→ Given problem: Every entry that follows should be repeated exactly; drop the images.
== Records to process
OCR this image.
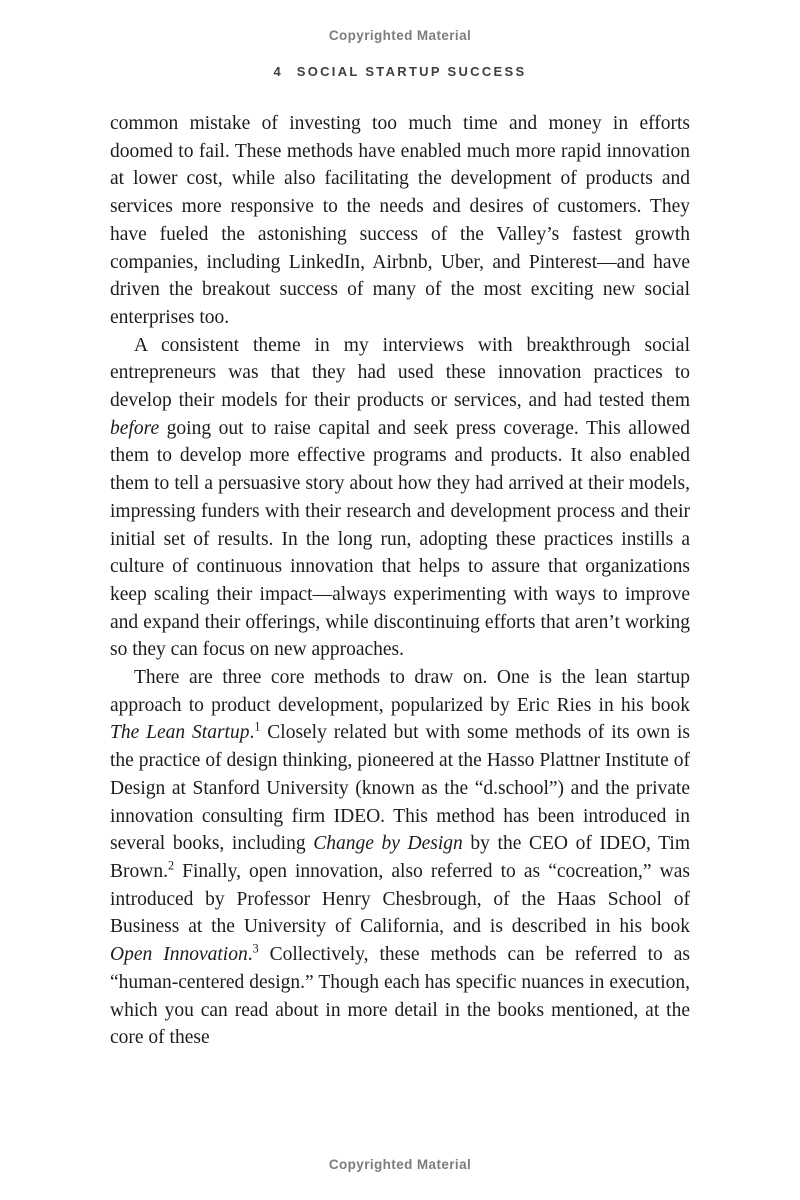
Copyrighted Material
4 SOCIAL STARTUP SUCCESS

common mistake of investing too much time and money in efforts doomed to fail. These methods have enabled much more rapid innovation at lower cost, while also facilitating the development of products and services more responsive to the needs and desires of customers. They have fueled the astonishing success of the Valley’s fastest growth companies, including LinkedIn, Airbnb, Uber, and Pinterest—and have driven the breakout success of many of the most exciting new social enterprises too.

A consistent theme in my interviews with breakthrough social entrepreneurs was that they had used these innovation practices to develop their models for their products or services, and had tested them before going out to raise capital and seek press coverage. This allowed them to develop more effective programs and products. It also enabled them to tell a persuasive story about how they had arrived at their models, impressing funders with their research and development process and their initial set of results. In the long run, adopting these practices instills a culture of continuous innovation that helps to assure that organizations keep scaling their impact—always experimenting with ways to improve and expand their offerings, while discontinuing efforts that aren’t working so they can focus on new approaches.

There are three core methods to draw on. One is the lean startup approach to product development, popularized by Eric Ries in his book The Lean Startup.$^1$ Closely related but with some methods of its own is the practice of design thinking, pioneered at the Hasso Plattner Institute of Design at Stanford University (known as the “d.school”) and the private innovation consulting firm IDEO. This method has been introduced in several books, including Change by Design by the CEO of IDEO, Tim Brown.$^2$ Finally, open innovation, also referred to as “cocreation,” was introduced by Professor Henry Chesbrough, of the Haas School of Business at the University of California, and is described in his book Open Innovation.$^3$ Collectively, these methods can be referred to as “human-centered design.” Though each has specific nuances in execution, which you can read about in more detail in the books mentioned, at the core of these

Copyrighted Material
====
→ Correct output:
OCR this image.
Copyrighted Material
4 SOCIAL STARTUP SUCCESS

common mistake of investing too much time and money in efforts doomed to fail. These methods have enabled much more rapid innovation at lower cost, while also facilitating the development of products and services more responsive to the needs and desires of customers. They have fueled the astonishing success of the Valley’s fastest growth companies, including LinkedIn, Airbnb, Uber, and Pinterest—and have driven the breakout success of many of the most exciting new social enterprises too.

A consistent theme in my interviews with breakthrough social entrepreneurs was that they had used these innovation practices to develop their models for their products or services, and had tested them before going out to raise capital and seek press coverage. This allowed them to develop more effective programs and products. It also enabled them to tell a persuasive story about how they had arrived at their models, impressing funders with their research and development process and their initial set of results. In the long run, adopting these practices instills a culture of continuous innovation that helps to assure that organizations keep scaling their impact—always experimenting with ways to improve and expand their offerings, while discontinuing efforts that aren’t working so they can focus on new approaches.

There are three core methods to draw on. One is the lean startup approach to product development, popularized by Eric Ries in his book The Lean Startup.$^1$ Closely related but with some methods of its own is the practice of design thinking, pioneered at the Hasso Plattner Institute of Design at Stanford University (known as the “d.school”) and the private innovation consulting firm IDEO. This method has been introduced in several books, including Change by Design by the CEO of IDEO, Tim Brown.$^2$ Finally, open innovation, also referred to as “cocreation,” was introduced by Professor Henry Chesbrough, of the Haas School of Business at the University of California, and is described in his book Open Innovation.$^3$ Collectively, these methods can be referred to as “human-centered design.” Though each has specific nuances in execution, which you can read about in more detail in the books mentioned, at the core of these

Copyrighted Material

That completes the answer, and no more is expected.